[Start of INFORMATION SUPPLIED]
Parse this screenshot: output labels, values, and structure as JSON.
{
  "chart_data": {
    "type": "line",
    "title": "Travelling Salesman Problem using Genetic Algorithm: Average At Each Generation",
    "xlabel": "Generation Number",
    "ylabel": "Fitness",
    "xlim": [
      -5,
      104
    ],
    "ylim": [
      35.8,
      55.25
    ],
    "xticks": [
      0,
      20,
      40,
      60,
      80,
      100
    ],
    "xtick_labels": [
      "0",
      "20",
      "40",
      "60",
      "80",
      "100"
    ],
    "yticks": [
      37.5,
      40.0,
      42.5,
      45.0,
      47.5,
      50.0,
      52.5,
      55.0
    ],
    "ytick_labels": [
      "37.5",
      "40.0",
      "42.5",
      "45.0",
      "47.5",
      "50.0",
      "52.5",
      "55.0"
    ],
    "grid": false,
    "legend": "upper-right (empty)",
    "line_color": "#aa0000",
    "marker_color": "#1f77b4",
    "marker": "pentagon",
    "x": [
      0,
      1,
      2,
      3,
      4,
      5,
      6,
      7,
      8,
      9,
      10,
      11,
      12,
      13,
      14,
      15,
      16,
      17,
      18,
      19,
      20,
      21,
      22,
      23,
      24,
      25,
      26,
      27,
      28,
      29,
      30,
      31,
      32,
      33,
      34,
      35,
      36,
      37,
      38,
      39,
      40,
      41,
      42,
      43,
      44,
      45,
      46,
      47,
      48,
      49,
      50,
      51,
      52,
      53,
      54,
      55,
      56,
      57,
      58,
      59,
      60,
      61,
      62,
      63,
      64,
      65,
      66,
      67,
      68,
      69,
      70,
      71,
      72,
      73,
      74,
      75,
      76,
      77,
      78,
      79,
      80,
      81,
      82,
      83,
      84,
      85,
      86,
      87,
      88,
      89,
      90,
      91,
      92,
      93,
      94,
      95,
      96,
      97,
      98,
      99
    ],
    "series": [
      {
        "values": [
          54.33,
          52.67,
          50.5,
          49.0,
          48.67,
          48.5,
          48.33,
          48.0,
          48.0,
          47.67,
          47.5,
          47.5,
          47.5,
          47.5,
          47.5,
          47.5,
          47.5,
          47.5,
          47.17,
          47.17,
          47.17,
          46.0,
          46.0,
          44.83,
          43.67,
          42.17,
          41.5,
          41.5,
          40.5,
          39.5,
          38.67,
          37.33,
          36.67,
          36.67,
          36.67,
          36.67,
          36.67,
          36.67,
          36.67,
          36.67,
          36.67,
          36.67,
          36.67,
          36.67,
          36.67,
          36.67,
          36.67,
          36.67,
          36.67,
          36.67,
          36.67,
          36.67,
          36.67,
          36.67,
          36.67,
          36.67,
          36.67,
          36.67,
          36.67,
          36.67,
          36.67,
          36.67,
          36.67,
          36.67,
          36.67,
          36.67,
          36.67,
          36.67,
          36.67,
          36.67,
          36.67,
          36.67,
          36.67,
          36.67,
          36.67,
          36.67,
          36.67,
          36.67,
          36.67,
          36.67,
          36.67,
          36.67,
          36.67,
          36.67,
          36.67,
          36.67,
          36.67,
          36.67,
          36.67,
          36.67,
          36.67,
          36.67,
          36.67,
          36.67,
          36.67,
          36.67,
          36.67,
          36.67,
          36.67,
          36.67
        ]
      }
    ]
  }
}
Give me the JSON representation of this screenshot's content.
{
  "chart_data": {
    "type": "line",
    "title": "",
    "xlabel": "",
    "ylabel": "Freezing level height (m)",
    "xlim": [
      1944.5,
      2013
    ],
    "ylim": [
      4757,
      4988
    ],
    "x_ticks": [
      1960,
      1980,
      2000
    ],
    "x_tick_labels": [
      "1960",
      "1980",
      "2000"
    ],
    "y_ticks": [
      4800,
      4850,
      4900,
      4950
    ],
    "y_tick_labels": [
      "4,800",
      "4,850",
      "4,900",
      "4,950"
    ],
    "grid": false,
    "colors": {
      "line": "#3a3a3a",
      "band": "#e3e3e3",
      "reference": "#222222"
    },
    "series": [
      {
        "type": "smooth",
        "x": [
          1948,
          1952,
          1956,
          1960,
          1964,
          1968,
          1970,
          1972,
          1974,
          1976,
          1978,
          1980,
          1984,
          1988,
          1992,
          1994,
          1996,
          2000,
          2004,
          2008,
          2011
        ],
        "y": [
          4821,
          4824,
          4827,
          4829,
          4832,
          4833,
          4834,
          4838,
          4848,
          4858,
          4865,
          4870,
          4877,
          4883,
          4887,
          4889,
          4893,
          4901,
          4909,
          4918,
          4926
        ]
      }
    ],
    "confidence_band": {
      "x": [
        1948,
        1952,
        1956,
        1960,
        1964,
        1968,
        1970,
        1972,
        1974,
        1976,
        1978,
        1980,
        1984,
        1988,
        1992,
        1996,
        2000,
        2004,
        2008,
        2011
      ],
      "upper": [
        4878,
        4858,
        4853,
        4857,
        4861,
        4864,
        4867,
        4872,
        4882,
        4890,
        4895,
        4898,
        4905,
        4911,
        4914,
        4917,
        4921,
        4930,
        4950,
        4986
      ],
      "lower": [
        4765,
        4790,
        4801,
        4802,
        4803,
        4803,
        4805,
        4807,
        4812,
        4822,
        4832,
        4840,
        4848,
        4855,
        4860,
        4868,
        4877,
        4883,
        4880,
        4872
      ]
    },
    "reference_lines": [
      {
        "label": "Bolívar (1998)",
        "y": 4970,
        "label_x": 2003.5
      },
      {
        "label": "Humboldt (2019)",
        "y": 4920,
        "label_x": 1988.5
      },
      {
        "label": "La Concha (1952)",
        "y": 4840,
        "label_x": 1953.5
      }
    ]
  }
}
[End of INFORMATION SUPPLIED]
▸ THE PROBLEM: The full set of records should be duplicated exactly.

▸ EXERCISE OUTPUT:
Parse this screenshot: output labels, values, and structure as JSON.
{
  "chart_data": {
    "type": "line",
    "title": "Travelling Salesman Problem using Genetic Algorithm: Average At Each Generation",
    "xlabel": "Generation Number",
    "ylabel": "Fitness",
    "xlim": [
      -5,
      104
    ],
    "ylim": [
      35.8,
      55.25
    ],
    "xticks": [
      0,
      20,
      40,
      60,
      80,
      100
    ],
    "xtick_labels": [
      "0",
      "20",
      "40",
      "60",
      "80",
      "100"
    ],
    "yticks": [
      37.5,
      40.0,
      42.5,
      45.0,
      47.5,
      50.0,
      52.5,
      55.0
    ],
    "ytick_labels": [
      "37.5",
      "40.0",
      "42.5",
      "45.0",
      "47.5",
      "50.0",
      "52.5",
      "55.0"
    ],
    "grid": false,
    "legend": "upper-right (empty)",
    "line_color": "#aa0000",
    "marker_color": "#1f77b4",
    "marker": "pentagon",
    "x": [
      0,
      1,
      2,
      3,
      4,
      5,
      6,
      7,
      8,
      9,
      10,
      11,
      12,
      13,
      14,
      15,
      16,
      17,
      18,
      19,
      20,
      21,
      22,
      23,
      24,
      25,
      26,
      27,
      28,
      29,
      30,
      31,
      32,
      33,
      34,
      35,
      36,
      37,
      38,
      39,
      40,
      41,
      42,
      43,
      44,
      45,
      46,
      47,
      48,
      49,
      50,
      51,
      52,
      53,
      54,
      55,
      56,
      57,
      58,
      59,
      60,
      61,
      62,
      63,
      64,
      65,
      66,
      67,
      68,
      69,
      70,
      71,
      72,
      73,
      74,
      75,
      76,
      77,
      78,
      79,
      80,
      81,
      82,
      83,
      84,
      85,
      86,
      87,
      88,
      89,
      90,
      91,
      92,
      93,
      94,
      95,
      96,
      97,
      98,
      99
    ],
    "series": [
      {
        "values": [
          54.33,
          52.67,
          50.5,
          49.0,
          48.67,
          48.5,
          48.33,
          48.0,
          48.0,
          47.67,
          47.5,
          47.5,
          47.5,
          47.5,
          47.5,
          47.5,
          47.5,
          47.5,
          47.17,
          47.17,
          47.17,
          46.0,
          46.0,
          44.83,
          43.67,
          42.17,
          41.5,
          41.5,
          40.5,
          39.5,
          38.67,
          37.33,
          36.67,
          36.67,
          36.67,
          36.67,
          36.67,
          36.67,
          36.67,
          36.67,
          36.67,
          36.67,
          36.67,
          36.67,
          36.67,
          36.67,
          36.67,
          36.67,
          36.67,
          36.67,
          36.67,
          36.67,
          36.67,
          36.67,
          36.67,
          36.67,
          36.67,
          36.67,
          36.67,
          36.67,
          36.67,
          36.67,
          36.67,
          36.67,
          36.67,
          36.67,
          36.67,
          36.67,
          36.67,
          36.67,
          36.67,
          36.67,
          36.67,
          36.67,
          36.67,
          36.67,
          36.67,
          36.67,
          36.67,
          36.67,
          36.67,
          36.67,
          36.67,
          36.67,
          36.67,
          36.67,
          36.67,
          36.67,
          36.67,
          36.67,
          36.67,
          36.67,
          36.67,
          36.67,
          36.67,
          36.67,
          36.67,
          36.67,
          36.67,
          36.67
        ]
      }
    ]
  }
}
Give me the JSON representation of this screenshot's content.
{
  "chart_data": {
    "type": "line",
    "title": "",
    "xlabel": "",
    "ylabel": "Freezing level height (m)",
    "xlim": [
      1944.5,
      2013
    ],
    "ylim": [
      4757,
      4988
    ],
    "x_ticks": [
      1960,
      1980,
      2000
    ],
    "x_tick_labels": [
      "1960",
      "1980",
      "2000"
    ],
    "y_ticks": [
      4800,
      4850,
      4900,
      4950
    ],
    "y_tick_labels": [
      "4,800",
      "4,850",
      "4,900",
      "4,950"
    ],
    "grid": false,
    "colors": {
      "line": "#3a3a3a",
      "band": "#e3e3e3",
      "reference": "#222222"
    },
    "series": [
      {
        "type": "smooth",
        "x": [
          1948,
          1952,
          1956,
          1960,
          1964,
          1968,
          1970,
          1972,
          1974,
          1976,
          1978,
          1980,
          1984,
          1988,
          1992,
          1994,
          1996,
          2000,
          2004,
          2008,
          2011
        ],
        "y": [
          4821,
          4824,
          4827,
          4829,
          4832,
          4833,
          4834,
          4838,
          4848,
          4858,
          4865,
          4870,
          4877,
          4883,
          4887,
          4889,
          4893,
          4901,
          4909,
          4918,
          4926
        ]
      }
    ],
    "confidence_band": {
      "x": [
        1948,
        1952,
        1956,
        1960,
        1964,
        1968,
        1970,
        1972,
        1974,
        1976,
        1978,
        1980,
        1984,
        1988,
        1992,
        1996,
        2000,
        2004,
        2008,
        2011
      ],
      "upper": [
        4878,
        4858,
        4853,
        4857,
        4861,
        4864,
        4867,
        4872,
        4882,
        4890,
        4895,
        4898,
        4905,
        4911,
        4914,
        4917,
        4921,
        4930,
        4950,
        4986
      ],
      "lower": [
        4765,
        4790,
        4801,
        4802,
        4803,
        4803,
        4805,
        4807,
        4812,
        4822,
        4832,
        4840,
        4848,
        4855,
        4860,
        4868,
        4877,
        4883,
        4880,
        4872
      ]
    },
    "reference_lines": [
      {
        "label": "Bolívar (1998)",
        "y": 4970,
        "label_x": 2003.5
      },
      {
        "label": "Humboldt (2019)",
        "y": 4920,
        "label_x": 1988.5
      },
      {
        "label": "La Concha (1952)",
        "y": 4840,
        "label_x": 1953.5
      }
    ]
  }
}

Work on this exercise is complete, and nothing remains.